[Figure record listings]
++++++++++

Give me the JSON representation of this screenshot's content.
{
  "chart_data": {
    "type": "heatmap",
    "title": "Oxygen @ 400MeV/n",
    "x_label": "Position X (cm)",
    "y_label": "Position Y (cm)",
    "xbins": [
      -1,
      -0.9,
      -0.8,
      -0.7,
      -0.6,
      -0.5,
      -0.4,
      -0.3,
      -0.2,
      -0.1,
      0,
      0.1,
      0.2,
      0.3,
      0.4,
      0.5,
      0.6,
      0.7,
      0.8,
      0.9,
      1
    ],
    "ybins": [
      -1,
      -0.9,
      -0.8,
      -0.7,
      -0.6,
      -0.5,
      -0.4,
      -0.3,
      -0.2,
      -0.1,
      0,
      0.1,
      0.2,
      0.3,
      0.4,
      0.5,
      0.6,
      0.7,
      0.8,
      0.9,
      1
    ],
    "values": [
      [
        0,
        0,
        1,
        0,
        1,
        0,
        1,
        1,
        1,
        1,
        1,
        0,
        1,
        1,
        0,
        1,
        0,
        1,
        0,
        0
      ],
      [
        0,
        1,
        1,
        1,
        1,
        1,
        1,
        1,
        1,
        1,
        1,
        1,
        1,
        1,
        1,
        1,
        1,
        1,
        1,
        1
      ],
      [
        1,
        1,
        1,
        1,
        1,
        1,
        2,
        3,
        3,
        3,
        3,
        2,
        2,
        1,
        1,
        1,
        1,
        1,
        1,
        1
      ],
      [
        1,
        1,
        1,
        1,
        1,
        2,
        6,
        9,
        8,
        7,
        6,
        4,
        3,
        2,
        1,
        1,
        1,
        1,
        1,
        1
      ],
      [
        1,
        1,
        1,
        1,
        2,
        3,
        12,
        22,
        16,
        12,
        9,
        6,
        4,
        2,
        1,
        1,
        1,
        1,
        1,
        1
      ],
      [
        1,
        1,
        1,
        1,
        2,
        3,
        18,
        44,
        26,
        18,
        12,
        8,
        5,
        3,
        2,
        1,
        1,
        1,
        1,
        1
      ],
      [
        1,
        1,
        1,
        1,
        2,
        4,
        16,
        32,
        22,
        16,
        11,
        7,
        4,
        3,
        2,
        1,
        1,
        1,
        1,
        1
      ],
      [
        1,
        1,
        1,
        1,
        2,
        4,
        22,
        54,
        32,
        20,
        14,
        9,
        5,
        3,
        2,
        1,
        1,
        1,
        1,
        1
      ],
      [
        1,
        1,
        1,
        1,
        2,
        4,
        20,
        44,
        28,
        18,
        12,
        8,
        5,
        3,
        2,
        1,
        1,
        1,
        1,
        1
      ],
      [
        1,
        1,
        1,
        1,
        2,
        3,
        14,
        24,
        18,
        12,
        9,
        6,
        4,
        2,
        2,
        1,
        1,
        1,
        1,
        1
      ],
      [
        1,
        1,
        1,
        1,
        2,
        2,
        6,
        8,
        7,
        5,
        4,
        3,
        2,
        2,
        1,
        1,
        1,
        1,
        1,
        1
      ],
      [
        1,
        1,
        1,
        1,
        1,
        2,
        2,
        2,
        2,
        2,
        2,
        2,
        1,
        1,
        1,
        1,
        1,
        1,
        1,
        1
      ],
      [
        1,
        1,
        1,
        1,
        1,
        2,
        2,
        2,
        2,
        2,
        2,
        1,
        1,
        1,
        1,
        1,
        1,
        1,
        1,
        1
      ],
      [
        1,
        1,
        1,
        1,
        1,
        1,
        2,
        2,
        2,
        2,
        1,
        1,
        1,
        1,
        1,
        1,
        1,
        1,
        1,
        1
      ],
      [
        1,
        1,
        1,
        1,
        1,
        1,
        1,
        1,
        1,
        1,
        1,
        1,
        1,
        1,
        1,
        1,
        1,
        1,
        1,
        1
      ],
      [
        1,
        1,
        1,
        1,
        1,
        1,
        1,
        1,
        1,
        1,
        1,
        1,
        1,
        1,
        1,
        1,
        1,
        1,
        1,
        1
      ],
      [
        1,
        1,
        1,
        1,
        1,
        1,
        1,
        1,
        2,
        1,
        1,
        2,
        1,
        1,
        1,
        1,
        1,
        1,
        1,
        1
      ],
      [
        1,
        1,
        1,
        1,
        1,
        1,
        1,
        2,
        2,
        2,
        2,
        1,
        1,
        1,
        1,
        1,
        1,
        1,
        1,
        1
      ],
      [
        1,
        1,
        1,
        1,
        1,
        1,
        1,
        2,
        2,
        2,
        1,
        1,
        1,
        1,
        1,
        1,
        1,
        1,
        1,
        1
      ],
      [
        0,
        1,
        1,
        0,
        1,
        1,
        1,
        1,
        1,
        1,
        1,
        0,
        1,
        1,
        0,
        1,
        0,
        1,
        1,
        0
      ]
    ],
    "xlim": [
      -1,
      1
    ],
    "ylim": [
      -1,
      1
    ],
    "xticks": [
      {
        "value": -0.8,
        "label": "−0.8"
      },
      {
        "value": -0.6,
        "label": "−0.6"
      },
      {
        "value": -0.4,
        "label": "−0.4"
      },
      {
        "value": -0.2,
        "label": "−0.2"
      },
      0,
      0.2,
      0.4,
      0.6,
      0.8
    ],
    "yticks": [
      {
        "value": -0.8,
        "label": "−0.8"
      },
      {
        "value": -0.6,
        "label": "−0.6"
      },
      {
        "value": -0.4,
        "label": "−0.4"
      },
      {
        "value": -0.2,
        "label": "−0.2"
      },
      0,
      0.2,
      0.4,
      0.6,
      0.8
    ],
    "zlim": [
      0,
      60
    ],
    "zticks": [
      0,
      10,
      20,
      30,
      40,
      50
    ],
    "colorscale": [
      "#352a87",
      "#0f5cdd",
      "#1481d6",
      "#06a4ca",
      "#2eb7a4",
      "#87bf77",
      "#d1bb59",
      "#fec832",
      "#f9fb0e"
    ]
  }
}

++++++++++

Word for word, write out the data.

Give me the JSON representation of this screenshot's content.
{
  "chart_data": {
    "type": "heatmap",
    "title": "Oxygen @ 400MeV/n",
    "x_label": "Position X (cm)",
    "y_label": "Position Y (cm)",
    "xbins": [
      -1,
      -0.9,
      -0.8,
      -0.7,
      -0.6,
      -0.5,
      -0.4,
      -0.3,
      -0.2,
      -0.1,
      0,
      0.1,
      0.2,
      0.3,
      0.4,
      0.5,
      0.6,
      0.7,
      0.8,
      0.9,
      1
    ],
    "ybins": [
      -1,
      -0.9,
      -0.8,
      -0.7,
      -0.6,
      -0.5,
      -0.4,
      -0.3,
      -0.2,
      -0.1,
      0,
      0.1,
      0.2,
      0.3,
      0.4,
      0.5,
      0.6,
      0.7,
      0.8,
      0.9,
      1
    ],
    "values": [
      [
        0,
        0,
        1,
        0,
        1,
        0,
        1,
        1,
        1,
        1,
        1,
        0,
        1,
        1,
        0,
        1,
        0,
        1,
        0,
        0
      ],
      [
        0,
        1,
        1,
        1,
        1,
        1,
        1,
        1,
        1,
        1,
        1,
        1,
        1,
        1,
        1,
        1,
        1,
        1,
        1,
        1
      ],
      [
        1,
        1,
        1,
        1,
        1,
        1,
        2,
        3,
        3,
        3,
        3,
        2,
        2,
        1,
        1,
        1,
        1,
        1,
        1,
        1
      ],
      [
        1,
        1,
        1,
        1,
        1,
        2,
        6,
        9,
        8,
        7,
        6,
        4,
        3,
        2,
        1,
        1,
        1,
        1,
        1,
        1
      ],
      [
        1,
        1,
        1,
        1,
        2,
        3,
        12,
        22,
        16,
        12,
        9,
        6,
        4,
        2,
        1,
        1,
        1,
        1,
        1,
        1
      ],
      [
        1,
        1,
        1,
        1,
        2,
        3,
        18,
        44,
        26,
        18,
        12,
        8,
        5,
        3,
        2,
        1,
        1,
        1,
        1,
        1
      ],
      [
        1,
        1,
        1,
        1,
        2,
        4,
        16,
        32,
        22,
        16,
        11,
        7,
        4,
        3,
        2,
        1,
        1,
        1,
        1,
        1
      ],
      [
        1,
        1,
        1,
        1,
        2,
        4,
        22,
        54,
        32,
        20,
        14,
        9,
        5,
        3,
        2,
        1,
        1,
        1,
        1,
        1
      ],
      [
        1,
        1,
        1,
        1,
        2,
        4,
        20,
        44,
        28,
        18,
        12,
        8,
        5,
        3,
        2,
        1,
        1,
        1,
        1,
        1
      ],
      [
        1,
        1,
        1,
        1,
        2,
        3,
        14,
        24,
        18,
        12,
        9,
        6,
        4,
        2,
        2,
        1,
        1,
        1,
        1,
        1
      ],
      [
        1,
        1,
        1,
        1,
        2,
        2,
        6,
        8,
        7,
        5,
        4,
        3,
        2,
        2,
        1,
        1,
        1,
        1,
        1,
        1
      ],
      [
        1,
        1,
        1,
        1,
        1,
        2,
        2,
        2,
        2,
        2,
        2,
        2,
        1,
        1,
        1,
        1,
        1,
        1,
        1,
        1
      ],
      [
        1,
        1,
        1,
        1,
        1,
        2,
        2,
        2,
        2,
        2,
        2,
        1,
        1,
        1,
        1,
        1,
        1,
        1,
        1,
        1
      ],
      [
        1,
        1,
        1,
        1,
        1,
        1,
        2,
        2,
        2,
        2,
        1,
        1,
        1,
        1,
        1,
        1,
        1,
        1,
        1,
        1
      ],
      [
        1,
        1,
        1,
        1,
        1,
        1,
        1,
        1,
        1,
        1,
        1,
        1,
        1,
        1,
        1,
        1,
        1,
        1,
        1,
        1
      ],
      [
        1,
        1,
        1,
        1,
        1,
        1,
        1,
        1,
        1,
        1,
        1,
        1,
        1,
        1,
        1,
        1,
        1,
        1,
        1,
        1
      ],
      [
        1,
        1,
        1,
        1,
        1,
        1,
        1,
        1,
        2,
        1,
        1,
        2,
        1,
        1,
        1,
        1,
        1,
        1,
        1,
        1
      ],
      [
        1,
        1,
        1,
        1,
        1,
        1,
        1,
        2,
        2,
        2,
        2,
        1,
        1,
        1,
        1,
        1,
        1,
        1,
        1,
        1
      ],
      [
        1,
        1,
        1,
        1,
        1,
        1,
        1,
        2,
        2,
        2,
        1,
        1,
        1,
        1,
        1,
        1,
        1,
        1,
        1,
        1
      ],
      [
        0,
        1,
        1,
        0,
        1,
        1,
        1,
        1,
        1,
        1,
        1,
        0,
        1,
        1,
        0,
        1,
        0,
        1,
        1,
        0
      ]
    ],
    "xlim": [
      -1,
      1
    ],
    "ylim": [
      -1,
      1
    ],
    "xticks": [
      {
        "value": -0.8,
        "label": "−0.8"
      },
      {
        "value": -0.6,
        "label": "−0.6"
      },
      {
        "value": -0.4,
        "label": "−0.4"
      },
      {
        "value": -0.2,
        "label": "−0.2"
      },
      0,
      0.2,
      0.4,
      0.6,
      0.8
    ],
    "yticks": [
      {
        "value": -0.8,
        "label": "−0.8"
      },
      {
        "value": -0.6,
        "label": "−0.6"
      },
      {
        "value": -0.4,
        "label": "−0.4"
      },
      {
        "value": -0.2,
        "label": "−0.2"
      },
      0,
      0.2,
      0.4,
      0.6,
      0.8
    ],
    "zlim": [
      0,
      60
    ],
    "zticks": [
      0,
      10,
      20,
      30,
      40,
      50
    ],
    "colorscale": [
      "#352a87",
      "#0f5cdd",
      "#1481d6",
      "#06a4ca",
      "#2eb7a4",
      "#87bf77",
      "#d1bb59",
      "#fec832",
      "#f9fb0e"
    ]
  }
}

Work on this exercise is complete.